What you need to do:
Show each line from the listing that includes the word "الذي".

Saved entries
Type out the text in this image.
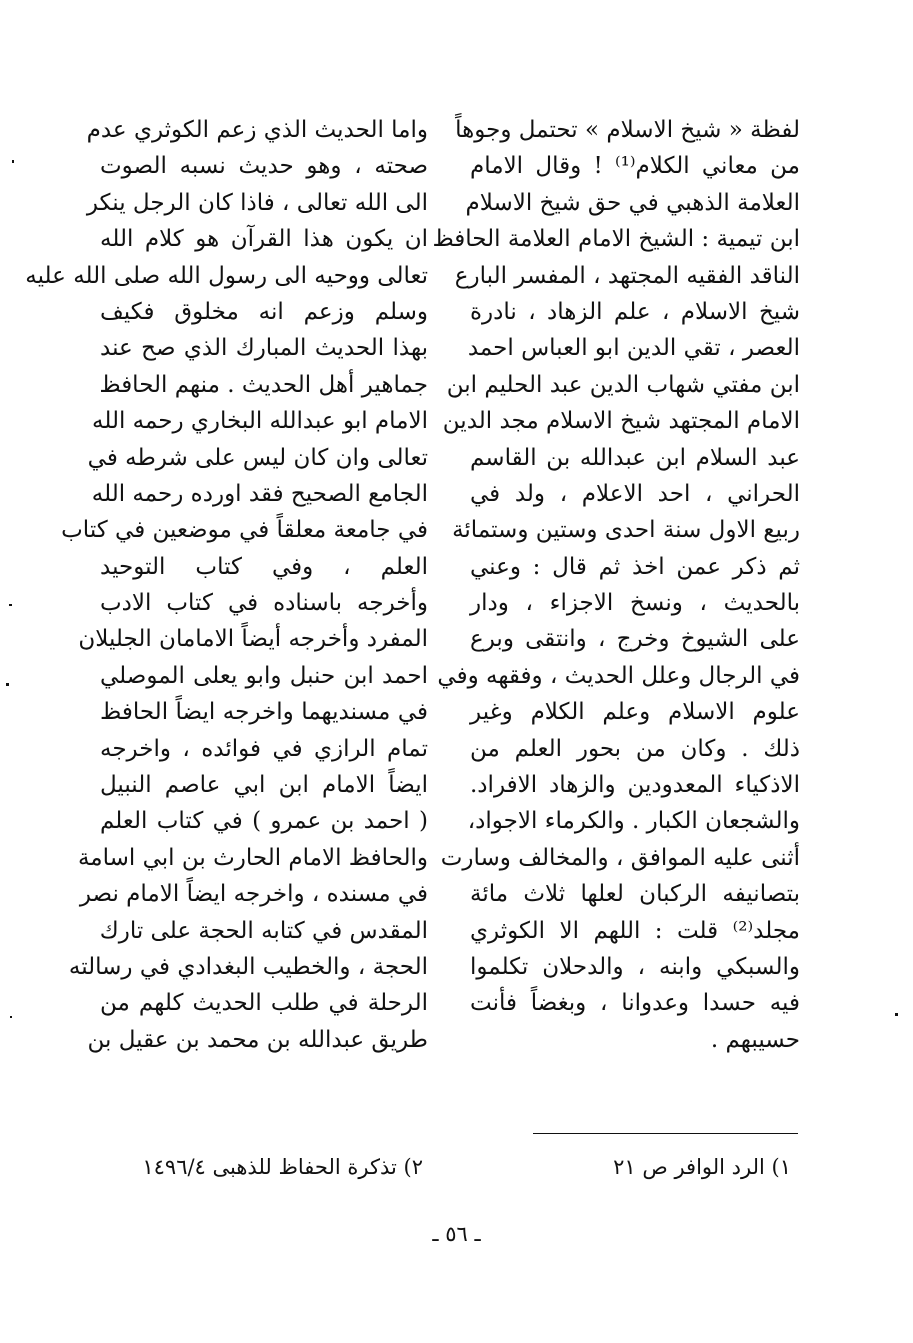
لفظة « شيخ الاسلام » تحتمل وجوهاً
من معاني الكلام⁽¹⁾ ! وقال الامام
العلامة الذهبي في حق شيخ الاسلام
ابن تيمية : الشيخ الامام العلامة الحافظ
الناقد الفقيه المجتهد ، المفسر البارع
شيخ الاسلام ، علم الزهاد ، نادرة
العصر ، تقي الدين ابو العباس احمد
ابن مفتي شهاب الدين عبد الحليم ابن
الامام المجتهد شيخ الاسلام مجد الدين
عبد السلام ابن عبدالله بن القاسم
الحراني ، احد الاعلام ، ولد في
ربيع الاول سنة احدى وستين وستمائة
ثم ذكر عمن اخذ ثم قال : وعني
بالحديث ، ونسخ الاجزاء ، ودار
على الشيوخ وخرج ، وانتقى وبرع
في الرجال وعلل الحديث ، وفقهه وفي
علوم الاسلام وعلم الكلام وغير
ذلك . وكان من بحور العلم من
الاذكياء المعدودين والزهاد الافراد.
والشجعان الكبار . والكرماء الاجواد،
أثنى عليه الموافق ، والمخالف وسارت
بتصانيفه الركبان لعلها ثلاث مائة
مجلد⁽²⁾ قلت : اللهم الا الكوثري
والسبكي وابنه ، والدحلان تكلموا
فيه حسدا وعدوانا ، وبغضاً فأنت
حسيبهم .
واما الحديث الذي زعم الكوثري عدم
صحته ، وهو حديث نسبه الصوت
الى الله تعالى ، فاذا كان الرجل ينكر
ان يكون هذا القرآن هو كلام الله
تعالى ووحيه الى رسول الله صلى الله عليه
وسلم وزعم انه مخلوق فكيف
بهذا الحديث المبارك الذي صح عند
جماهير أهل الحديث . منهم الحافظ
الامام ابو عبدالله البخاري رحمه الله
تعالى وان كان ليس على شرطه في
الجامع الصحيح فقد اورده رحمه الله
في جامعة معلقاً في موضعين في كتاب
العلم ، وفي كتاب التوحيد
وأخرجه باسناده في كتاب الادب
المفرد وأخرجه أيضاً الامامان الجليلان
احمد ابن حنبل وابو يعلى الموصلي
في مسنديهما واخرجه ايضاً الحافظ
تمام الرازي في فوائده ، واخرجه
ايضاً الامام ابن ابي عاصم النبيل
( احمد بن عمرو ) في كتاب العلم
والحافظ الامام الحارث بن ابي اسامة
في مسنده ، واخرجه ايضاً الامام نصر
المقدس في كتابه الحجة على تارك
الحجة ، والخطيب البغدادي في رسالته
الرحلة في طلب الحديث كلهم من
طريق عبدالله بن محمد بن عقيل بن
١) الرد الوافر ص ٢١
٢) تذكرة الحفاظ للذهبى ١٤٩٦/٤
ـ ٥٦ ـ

Reply to the task:
واما الحديث الذي زعم الكوثري عدم
بهذا الحديث المبارك الذي صح عند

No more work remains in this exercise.